■ **STATED EXERCISE**
Carry none of the pictures over; write out the complete data exactly.

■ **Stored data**
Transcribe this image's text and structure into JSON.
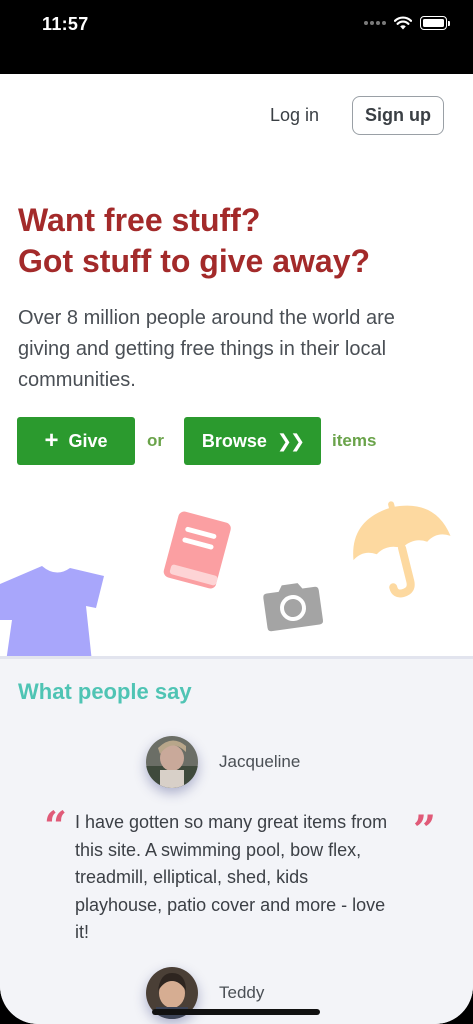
{
  "status_bar": {
    "time": "11:57"
  },
  "nav": {
    "login": "Log in",
    "signup": "Sign up"
  },
  "hero": {
    "title_line1": "Want free stuff?",
    "title_line2": "Got stuff to give away?",
    "description": "Over 8 million people around the world are giving and getting free things in their local communities."
  },
  "cta": {
    "give": "Give",
    "or": "or",
    "browse": "Browse",
    "items": "items"
  },
  "illustrations": [
    "shirt-icon",
    "book-icon",
    "camera-icon",
    "umbrella-icon"
  ],
  "colors": {
    "title": "#a32a2a",
    "button_green": "#2b9a2e",
    "secondary_green": "#6aa34a",
    "section_title": "#4fc4b4",
    "quote_mark": "#e05a78",
    "shirt": "#a8a6fb",
    "book": "#fb9fa2",
    "camera": "#a4a4a4",
    "umbrella": "#fdd9a0"
  },
  "testimonials": {
    "title": "What people say",
    "items": [
      {
        "name": "Jacqueline",
        "quote": "I have gotten so many great items from this site. A swimming pool, bow flex, treadmill, elliptical, shed, kids playhouse, patio cover and more - love it!"
      },
      {
        "name": "Teddy"
      }
    ]
  }
}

■ **RESULT**
Transcribe this image's text and structure into JSON.
{
  "status_bar": {
    "time": "11:57"
  },
  "nav": {
    "login": "Log in",
    "signup": "Sign up"
  },
  "hero": {
    "title_line1": "Want free stuff?",
    "title_line2": "Got stuff to give away?",
    "description": "Over 8 million people around the world are giving and getting free things in their local communities."
  },
  "cta": {
    "give": "Give",
    "or": "or",
    "browse": "Browse",
    "items": "items"
  },
  "illustrations": [
    "shirt-icon",
    "book-icon",
    "camera-icon",
    "umbrella-icon"
  ],
  "colors": {
    "title": "#a32a2a",
    "button_green": "#2b9a2e",
    "secondary_green": "#6aa34a",
    "section_title": "#4fc4b4",
    "quote_mark": "#e05a78",
    "shirt": "#a8a6fb",
    "book": "#fb9fa2",
    "camera": "#a4a4a4",
    "umbrella": "#fdd9a0"
  },
  "testimonials": {
    "title": "What people say",
    "items": [
      {
        "name": "Jacqueline",
        "quote": "I have gotten so many great items from this site. A swimming pool, bow flex, treadmill, elliptical, shed, kids playhouse, patio cover and more - love it!"
      },
      {
        "name": "Teddy"
      }
    ]
  }
}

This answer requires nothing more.